(Dataset entries)
---
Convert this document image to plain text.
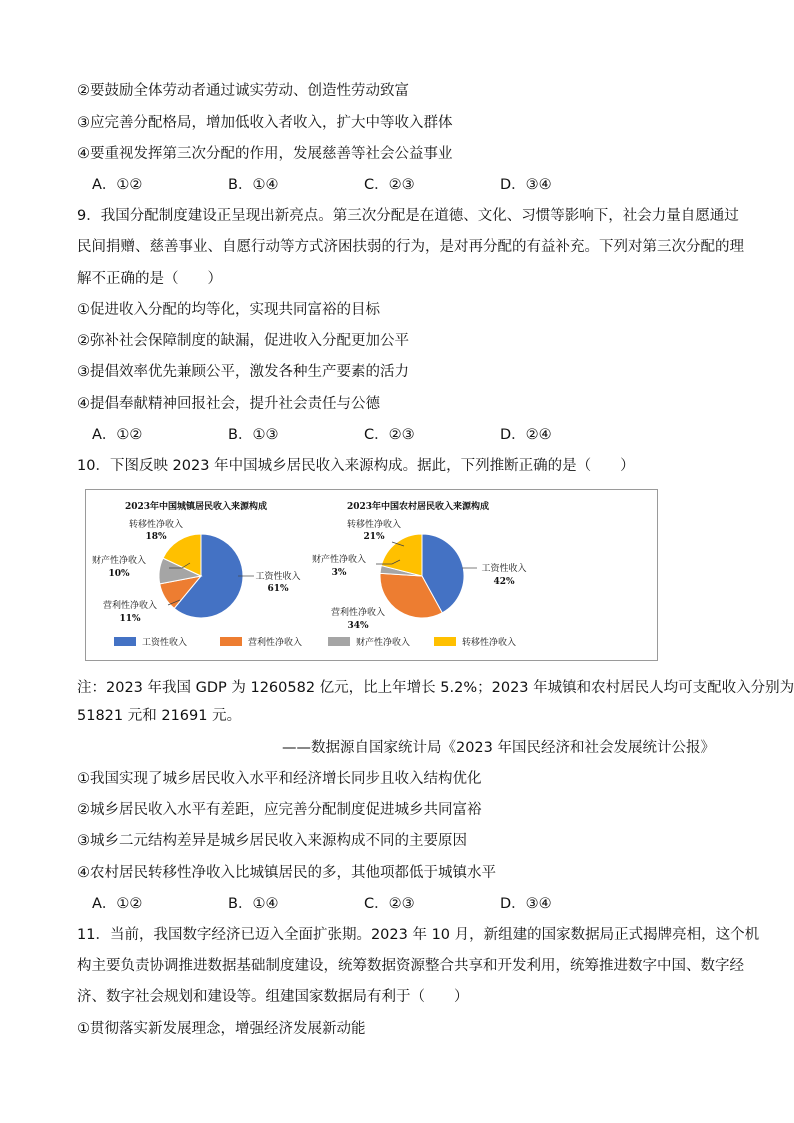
②要鼓励全体劳动者通过诚实劳动、创造性劳动致富
③应完善分配格局，增加低收入者收入，扩大中等收入群体
④要重视发挥第三次分配的作用，发展慈善等社会公益事业
A．①②	B．①④	C．②③	D．③④
9．我国分配制度建设正呈现出新亮点。第三次分配是在道德、文化、习惯等影响下，社会力量自愿通过
民间捐赠、慈善事业、自愿行动等方式济困扶弱的行为，是对再分配的有益补充。下列对第三次分配的理
解不正确的是（　　）
①促进收入分配的均等化，实现共同富裕的目标
②弥补社会保障制度的缺漏，促进收入分配更加公平
③提倡效率优先兼顾公平，激发各种生产要素的活力
④提倡奉献精神回报社会，提升社会责任与公德
A．①②	B．①③	C．②③	D．②④
10．下图反映 2023 年中国城乡居民收入来源构成。据此，下列推断正确的是（　　）
2023年中国城镇居民收入来源构成	2023年中国农村居民收入来源构成
转移性净收入
18%
财产性净收入
10%
营利性净收入
11%
工资性收入
61%
转移性净收入
21%
财产性净收入
3%
营利性净收入
34%
工资性收入
42%
工资性收入	营利性净收入	财产性净收入	转移性净收入
注：2023 年我国 GDP 为 1260582 亿元，比上年增长 5.2%；2023 年城镇和农村居民人均可支配收入分别为
51821 元和 21691 元。
——数据源自国家统计局《2023 年国民经济和社会发展统计公报》
①我国实现了城乡居民收入水平和经济增长同步且收入结构优化
②城乡居民收入水平有差距，应完善分配制度促进城乡共同富裕
③城乡二元结构差异是城乡居民收入来源构成不同的主要原因
④农村居民转移性净收入比城镇居民的多，其他项都低于城镇水平
A．①②	B．①④	C．②③	D．③④
11．当前，我国数字经济已迈入全面扩张期。2023 年 10 月，新组建的国家数据局正式揭牌亮相，这个机
构主要负责协调推进数据基础制度建设，统筹数据资源整合共享和开发利用，统筹推进数字中国、数字经
济、数字社会规划和建设等。组建国家数据局有利于（　　）
①贯彻落实新发展理念，增强经济发展新动能
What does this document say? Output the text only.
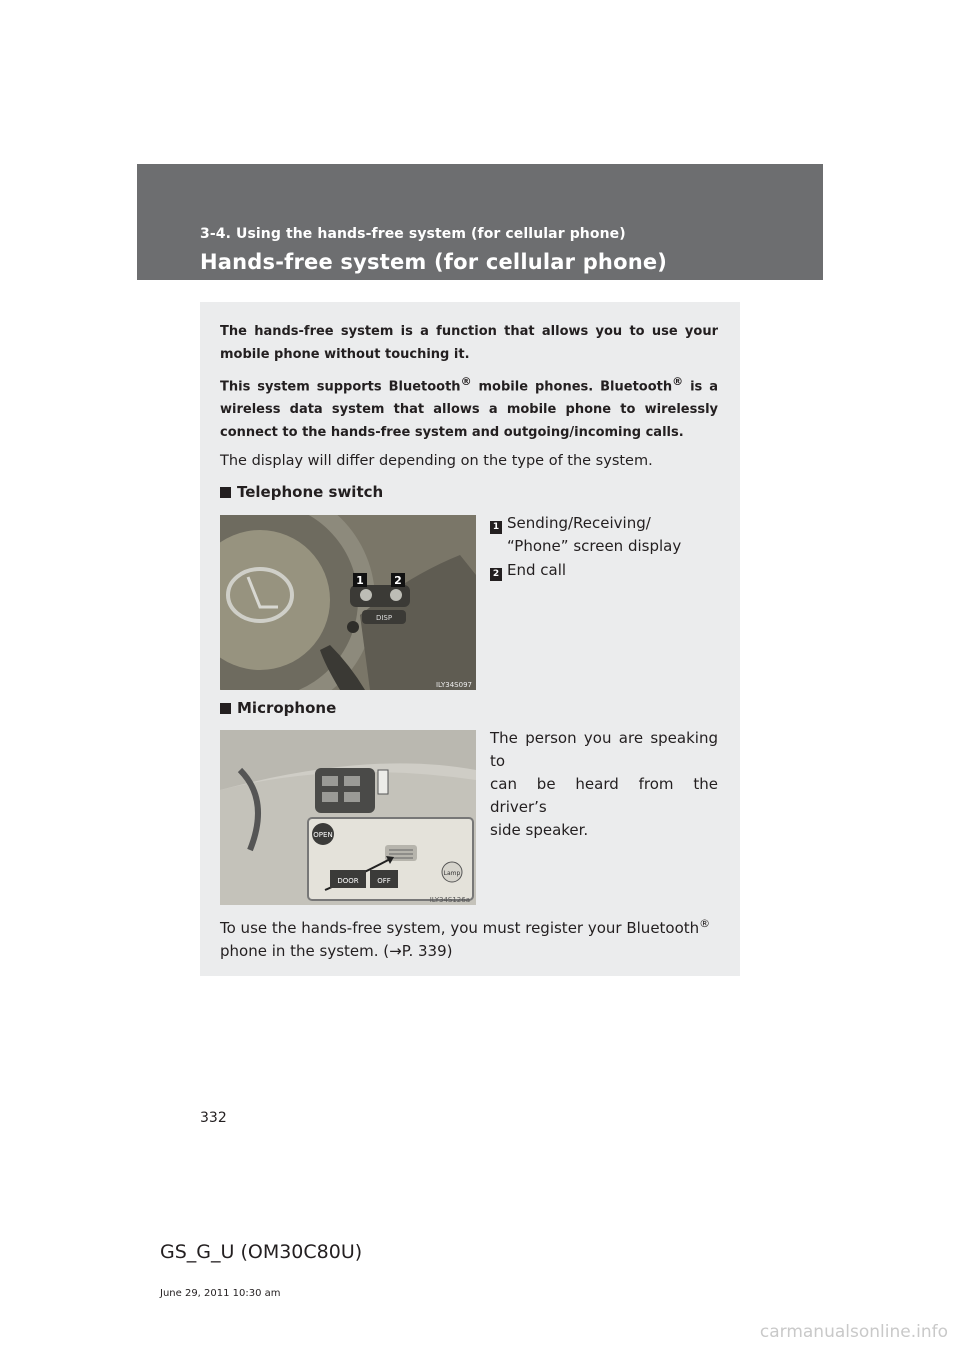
3-4. Using the hands-free system (for cellular phone)
Hands-free system (for cellular phone)

The hands-free system is a function that allows you to use your mobile phone without touching it.

This system supports Bluetooth® mobile phones. Bluetooth® is a wireless data system that allows a mobile phone to wirelessly connect to the hands-free system and outgoing/incoming calls.

The display will differ depending on the type of the system.
Telephone switch
DISP
1	2
ILY34S097
1 Sending/Receiving/
“Phone” screen display
2 End call
Microphone
OPEN
DOOR	OFF
Lamp
ILY34S126a
The person you are speaking to
can be heard from the driver’s
side speaker.
To use the hands-free system, you must register your Bluetooth®
phone in the system. (→P. 339)
332
GS_G_U (OM30C80U)
June 29, 2011 10:30 am
carmanualsonline.info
---
(Job)
Repeat the records above verbatim, with no pictures in the result.

(Expected output)
Convert this document image to plain text.
②要鼓励全体劳动者通过诚实劳动、创造性劳动致富
③应完善分配格局，增加低收入者收入，扩大中等收入群体
④要重视发挥第三次分配的作用，发展慈善等社会公益事业
A．①②	B．①④	C．②③	D．③④
9．我国分配制度建设正呈现出新亮点。第三次分配是在道德、文化、习惯等影响下，社会力量自愿通过
民间捐赠、慈善事业、自愿行动等方式济困扶弱的行为，是对再分配的有益补充。下列对第三次分配的理
解不正确的是（　　）
①促进收入分配的均等化，实现共同富裕的目标
②弥补社会保障制度的缺漏，促进收入分配更加公平
③提倡效率优先兼顾公平，激发各种生产要素的活力
④提倡奉献精神回报社会，提升社会责任与公德
A．①②	B．①③	C．②③	D．②④
10．下图反映 2023 年中国城乡居民收入来源构成。据此，下列推断正确的是（　　）
2023年中国城镇居民收入来源构成	2023年中国农村居民收入来源构成
转移性净收入
18%
财产性净收入
10%
营利性净收入
11%
工资性收入
61%
转移性净收入
21%
财产性净收入
3%
营利性净收入
34%
工资性收入
42%
工资性收入	营利性净收入	财产性净收入	转移性净收入
注：2023 年我国 GDP 为 1260582 亿元，比上年增长 5.2%；2023 年城镇和农村居民人均可支配收入分别为
51821 元和 21691 元。
——数据源自国家统计局《2023 年国民经济和社会发展统计公报》
①我国实现了城乡居民收入水平和经济增长同步且收入结构优化
②城乡居民收入水平有差距，应完善分配制度促进城乡共同富裕
③城乡二元结构差异是城乡居民收入来源构成不同的主要原因
④农村居民转移性净收入比城镇居民的多，其他项都低于城镇水平
A．①②	B．①④	C．②③	D．③④
11．当前，我国数字经济已迈入全面扩张期。2023 年 10 月，新组建的国家数据局正式揭牌亮相，这个机
构主要负责协调推进数据基础制度建设，统筹数据资源整合共享和开发利用，统筹推进数字中国、数字经
济、数字社会规划和建设等。组建国家数据局有利于（　　）
①贯彻落实新发展理念，增强经济发展新动能
What does this document say? Output the text only.
3-4. Using the hands-free system (for cellular phone)
Hands-free system (for cellular phone)

The hands-free system is a function that allows you to use your mobile phone without touching it.

This system supports Bluetooth® mobile phones. Bluetooth® is a wireless data system that allows a mobile phone to wirelessly connect to the hands-free system and outgoing/incoming calls.

The display will differ depending on the type of the system.
Telephone switch
DISP
1	2
ILY34S097
1 Sending/Receiving/
“Phone” screen display
2 End call
Microphone
OPEN
DOOR	OFF
Lamp
ILY34S126a
The person you are speaking to
can be heard from the driver’s
side speaker.
To use the hands-free system, you must register your Bluetooth®
phone in the system. (→P. 339)
332
GS_G_U (OM30C80U)
June 29, 2011 10:30 am
carmanualsonline.info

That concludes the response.